Exercise aim> Each entry below is to be printed verbatim.

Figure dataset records
==================================================
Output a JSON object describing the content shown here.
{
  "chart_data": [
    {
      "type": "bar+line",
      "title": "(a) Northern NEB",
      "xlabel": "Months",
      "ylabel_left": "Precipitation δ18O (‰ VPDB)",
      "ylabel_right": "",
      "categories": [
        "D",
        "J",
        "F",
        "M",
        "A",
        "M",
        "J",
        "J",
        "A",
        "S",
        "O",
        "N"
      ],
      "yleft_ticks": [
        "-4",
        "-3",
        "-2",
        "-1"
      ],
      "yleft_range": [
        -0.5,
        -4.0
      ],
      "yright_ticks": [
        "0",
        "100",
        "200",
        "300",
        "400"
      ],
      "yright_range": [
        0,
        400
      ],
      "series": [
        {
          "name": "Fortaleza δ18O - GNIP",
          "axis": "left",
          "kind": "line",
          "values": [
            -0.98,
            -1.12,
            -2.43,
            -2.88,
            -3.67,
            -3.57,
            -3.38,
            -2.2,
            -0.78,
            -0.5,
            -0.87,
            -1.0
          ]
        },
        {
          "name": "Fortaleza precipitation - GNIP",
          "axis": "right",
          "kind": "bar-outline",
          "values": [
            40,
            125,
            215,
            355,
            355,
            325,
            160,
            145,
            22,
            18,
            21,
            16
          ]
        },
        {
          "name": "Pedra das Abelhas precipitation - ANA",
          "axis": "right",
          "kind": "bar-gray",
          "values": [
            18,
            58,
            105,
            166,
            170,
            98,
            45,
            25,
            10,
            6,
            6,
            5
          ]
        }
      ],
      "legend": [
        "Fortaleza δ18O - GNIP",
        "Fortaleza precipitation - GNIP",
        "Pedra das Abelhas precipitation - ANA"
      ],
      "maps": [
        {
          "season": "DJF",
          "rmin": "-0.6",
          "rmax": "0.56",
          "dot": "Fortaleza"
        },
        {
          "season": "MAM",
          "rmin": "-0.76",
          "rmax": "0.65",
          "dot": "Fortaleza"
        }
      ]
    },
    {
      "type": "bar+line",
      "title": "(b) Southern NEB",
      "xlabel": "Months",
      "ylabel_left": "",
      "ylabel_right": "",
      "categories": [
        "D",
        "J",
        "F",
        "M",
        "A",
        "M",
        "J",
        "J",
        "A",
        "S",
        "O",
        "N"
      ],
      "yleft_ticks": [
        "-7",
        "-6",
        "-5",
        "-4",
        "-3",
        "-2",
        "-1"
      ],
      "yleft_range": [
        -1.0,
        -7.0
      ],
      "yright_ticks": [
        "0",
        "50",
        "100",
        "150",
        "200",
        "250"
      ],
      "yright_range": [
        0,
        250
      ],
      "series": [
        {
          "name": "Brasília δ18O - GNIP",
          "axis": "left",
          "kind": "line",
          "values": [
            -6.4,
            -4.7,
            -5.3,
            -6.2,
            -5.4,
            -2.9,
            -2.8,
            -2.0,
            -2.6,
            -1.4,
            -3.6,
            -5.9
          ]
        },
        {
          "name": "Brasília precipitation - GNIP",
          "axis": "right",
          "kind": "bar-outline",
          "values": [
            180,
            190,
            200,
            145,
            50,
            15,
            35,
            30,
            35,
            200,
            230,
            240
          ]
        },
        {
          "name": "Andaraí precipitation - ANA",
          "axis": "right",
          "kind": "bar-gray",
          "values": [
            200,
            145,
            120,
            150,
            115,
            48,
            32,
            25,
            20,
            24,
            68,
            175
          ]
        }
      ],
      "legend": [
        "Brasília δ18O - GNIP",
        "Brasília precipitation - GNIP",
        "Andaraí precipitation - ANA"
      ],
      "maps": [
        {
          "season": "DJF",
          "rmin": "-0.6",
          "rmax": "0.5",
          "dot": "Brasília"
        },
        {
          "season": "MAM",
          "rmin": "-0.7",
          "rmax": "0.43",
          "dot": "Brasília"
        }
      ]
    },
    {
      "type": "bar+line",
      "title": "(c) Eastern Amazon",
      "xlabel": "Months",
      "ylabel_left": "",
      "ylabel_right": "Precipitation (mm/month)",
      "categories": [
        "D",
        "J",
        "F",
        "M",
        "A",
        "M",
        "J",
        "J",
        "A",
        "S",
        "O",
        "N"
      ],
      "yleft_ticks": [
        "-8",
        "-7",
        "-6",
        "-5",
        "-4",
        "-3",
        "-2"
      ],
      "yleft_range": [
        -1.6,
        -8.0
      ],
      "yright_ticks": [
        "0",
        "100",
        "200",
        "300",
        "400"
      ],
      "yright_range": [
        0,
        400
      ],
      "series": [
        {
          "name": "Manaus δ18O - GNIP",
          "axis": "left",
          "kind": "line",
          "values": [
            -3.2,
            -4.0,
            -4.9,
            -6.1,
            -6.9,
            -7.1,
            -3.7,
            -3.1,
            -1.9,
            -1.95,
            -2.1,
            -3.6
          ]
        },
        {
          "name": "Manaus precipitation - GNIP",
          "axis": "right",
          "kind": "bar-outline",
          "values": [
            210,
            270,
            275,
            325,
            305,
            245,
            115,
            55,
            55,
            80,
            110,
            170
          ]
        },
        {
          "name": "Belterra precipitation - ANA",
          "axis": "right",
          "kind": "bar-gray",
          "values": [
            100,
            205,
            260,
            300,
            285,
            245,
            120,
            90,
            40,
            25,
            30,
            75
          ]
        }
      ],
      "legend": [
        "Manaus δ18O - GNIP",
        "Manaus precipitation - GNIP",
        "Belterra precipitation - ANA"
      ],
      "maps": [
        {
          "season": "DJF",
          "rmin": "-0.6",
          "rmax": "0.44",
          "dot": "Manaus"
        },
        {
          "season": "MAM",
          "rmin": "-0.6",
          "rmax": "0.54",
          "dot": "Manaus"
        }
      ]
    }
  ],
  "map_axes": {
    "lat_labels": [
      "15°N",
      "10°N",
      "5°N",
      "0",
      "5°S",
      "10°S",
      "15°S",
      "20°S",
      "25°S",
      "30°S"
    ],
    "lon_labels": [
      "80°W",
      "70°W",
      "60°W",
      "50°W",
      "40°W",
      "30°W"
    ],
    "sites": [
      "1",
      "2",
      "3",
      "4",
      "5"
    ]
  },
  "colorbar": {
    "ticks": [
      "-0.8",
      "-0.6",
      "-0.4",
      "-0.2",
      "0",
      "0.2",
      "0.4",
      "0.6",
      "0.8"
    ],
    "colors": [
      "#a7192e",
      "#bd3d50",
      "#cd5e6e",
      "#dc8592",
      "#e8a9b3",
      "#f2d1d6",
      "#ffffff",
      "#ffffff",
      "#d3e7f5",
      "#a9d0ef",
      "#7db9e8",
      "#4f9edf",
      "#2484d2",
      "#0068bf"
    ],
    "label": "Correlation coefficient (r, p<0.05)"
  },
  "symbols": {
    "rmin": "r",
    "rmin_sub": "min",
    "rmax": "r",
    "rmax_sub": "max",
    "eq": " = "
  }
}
==================================================
Exercise solution>
Output a JSON object describing the content shown here.
{
  "chart_data": [
    {
      "type": "bar+line",
      "title": "(a) Northern NEB",
      "xlabel": "Months",
      "ylabel_left": "Precipitation δ18O (‰ VPDB)",
      "ylabel_right": "",
      "categories": [
        "D",
        "J",
        "F",
        "M",
        "A",
        "M",
        "J",
        "J",
        "A",
        "S",
        "O",
        "N"
      ],
      "yleft_ticks": [
        "-4",
        "-3",
        "-2",
        "-1"
      ],
      "yleft_range": [
        -0.5,
        -4.0
      ],
      "yright_ticks": [
        "0",
        "100",
        "200",
        "300",
        "400"
      ],
      "yright_range": [
        0,
        400
      ],
      "series": [
        {
          "name": "Fortaleza δ18O - GNIP",
          "axis": "left",
          "kind": "line",
          "values": [
            -0.98,
            -1.12,
            -2.43,
            -2.88,
            -3.67,
            -3.57,
            -3.38,
            -2.2,
            -0.78,
            -0.5,
            -0.87,
            -1.0
          ]
        },
        {
          "name": "Fortaleza precipitation - GNIP",
          "axis": "right",
          "kind": "bar-outline",
          "values": [
            40,
            125,
            215,
            355,
            355,
            325,
            160,
            145,
            22,
            18,
            21,
            16
          ]
        },
        {
          "name": "Pedra das Abelhas precipitation - ANA",
          "axis": "right",
          "kind": "bar-gray",
          "values": [
            18,
            58,
            105,
            166,
            170,
            98,
            45,
            25,
            10,
            6,
            6,
            5
          ]
        }
      ],
      "legend": [
        "Fortaleza δ18O - GNIP",
        "Fortaleza precipitation - GNIP",
        "Pedra das Abelhas precipitation - ANA"
      ],
      "maps": [
        {
          "season": "DJF",
          "rmin": "-0.6",
          "rmax": "0.56",
          "dot": "Fortaleza"
        },
        {
          "season": "MAM",
          "rmin": "-0.76",
          "rmax": "0.65",
          "dot": "Fortaleza"
        }
      ]
    },
    {
      "type": "bar+line",
      "title": "(b) Southern NEB",
      "xlabel": "Months",
      "ylabel_left": "",
      "ylabel_right": "",
      "categories": [
        "D",
        "J",
        "F",
        "M",
        "A",
        "M",
        "J",
        "J",
        "A",
        "S",
        "O",
        "N"
      ],
      "yleft_ticks": [
        "-7",
        "-6",
        "-5",
        "-4",
        "-3",
        "-2",
        "-1"
      ],
      "yleft_range": [
        -1.0,
        -7.0
      ],
      "yright_ticks": [
        "0",
        "50",
        "100",
        "150",
        "200",
        "250"
      ],
      "yright_range": [
        0,
        250
      ],
      "series": [
        {
          "name": "Brasília δ18O - GNIP",
          "axis": "left",
          "kind": "line",
          "values": [
            -6.4,
            -4.7,
            -5.3,
            -6.2,
            -5.4,
            -2.9,
            -2.8,
            -2.0,
            -2.6,
            -1.4,
            -3.6,
            -5.9
          ]
        },
        {
          "name": "Brasília precipitation - GNIP",
          "axis": "right",
          "kind": "bar-outline",
          "values": [
            180,
            190,
            200,
            145,
            50,
            15,
            35,
            30,
            35,
            200,
            230,
            240
          ]
        },
        {
          "name": "Andaraí precipitation - ANA",
          "axis": "right",
          "kind": "bar-gray",
          "values": [
            200,
            145,
            120,
            150,
            115,
            48,
            32,
            25,
            20,
            24,
            68,
            175
          ]
        }
      ],
      "legend": [
        "Brasília δ18O - GNIP",
        "Brasília precipitation - GNIP",
        "Andaraí precipitation - ANA"
      ],
      "maps": [
        {
          "season": "DJF",
          "rmin": "-0.6",
          "rmax": "0.5",
          "dot": "Brasília"
        },
        {
          "season": "MAM",
          "rmin": "-0.7",
          "rmax": "0.43",
          "dot": "Brasília"
        }
      ]
    },
    {
      "type": "bar+line",
      "title": "(c) Eastern Amazon",
      "xlabel": "Months",
      "ylabel_left": "",
      "ylabel_right": "Precipitation (mm/month)",
      "categories": [
        "D",
        "J",
        "F",
        "M",
        "A",
        "M",
        "J",
        "J",
        "A",
        "S",
        "O",
        "N"
      ],
      "yleft_ticks": [
        "-8",
        "-7",
        "-6",
        "-5",
        "-4",
        "-3",
        "-2"
      ],
      "yleft_range": [
        -1.6,
        -8.0
      ],
      "yright_ticks": [
        "0",
        "100",
        "200",
        "300",
        "400"
      ],
      "yright_range": [
        0,
        400
      ],
      "series": [
        {
          "name": "Manaus δ18O - GNIP",
          "axis": "left",
          "kind": "line",
          "values": [
            -3.2,
            -4.0,
            -4.9,
            -6.1,
            -6.9,
            -7.1,
            -3.7,
            -3.1,
            -1.9,
            -1.95,
            -2.1,
            -3.6
          ]
        },
        {
          "name": "Manaus precipitation - GNIP",
          "axis": "right",
          "kind": "bar-outline",
          "values": [
            210,
            270,
            275,
            325,
            305,
            245,
            115,
            55,
            55,
            80,
            110,
            170
          ]
        },
        {
          "name": "Belterra precipitation - ANA",
          "axis": "right",
          "kind": "bar-gray",
          "values": [
            100,
            205,
            260,
            300,
            285,
            245,
            120,
            90,
            40,
            25,
            30,
            75
          ]
        }
      ],
      "legend": [
        "Manaus δ18O - GNIP",
        "Manaus precipitation - GNIP",
        "Belterra precipitation - ANA"
      ],
      "maps": [
        {
          "season": "DJF",
          "rmin": "-0.6",
          "rmax": "0.44",
          "dot": "Manaus"
        },
        {
          "season": "MAM",
          "rmin": "-0.6",
          "rmax": "0.54",
          "dot": "Manaus"
        }
      ]
    }
  ],
  "map_axes": {
    "lat_labels": [
      "15°N",
      "10°N",
      "5°N",
      "0",
      "5°S",
      "10°S",
      "15°S",
      "20°S",
      "25°S",
      "30°S"
    ],
    "lon_labels": [
      "80°W",
      "70°W",
      "60°W",
      "50°W",
      "40°W",
      "30°W"
    ],
    "sites": [
      "1",
      "2",
      "3",
      "4",
      "5"
    ]
  },
  "colorbar": {
    "ticks": [
      "-0.8",
      "-0.6",
      "-0.4",
      "-0.2",
      "0",
      "0.2",
      "0.4",
      "0.6",
      "0.8"
    ],
    "colors": [
      "#a7192e",
      "#bd3d50",
      "#cd5e6e",
      "#dc8592",
      "#e8a9b3",
      "#f2d1d6",
      "#ffffff",
      "#ffffff",
      "#d3e7f5",
      "#a9d0ef",
      "#7db9e8",
      "#4f9edf",
      "#2484d2",
      "#0068bf"
    ],
    "label": "Correlation coefficient (r, p<0.05)"
  },
  "symbols": {
    "rmin": "r",
    "rmin_sub": "min",
    "rmax": "r",
    "rmax_sub": "max",
    "eq": " = "
  }
}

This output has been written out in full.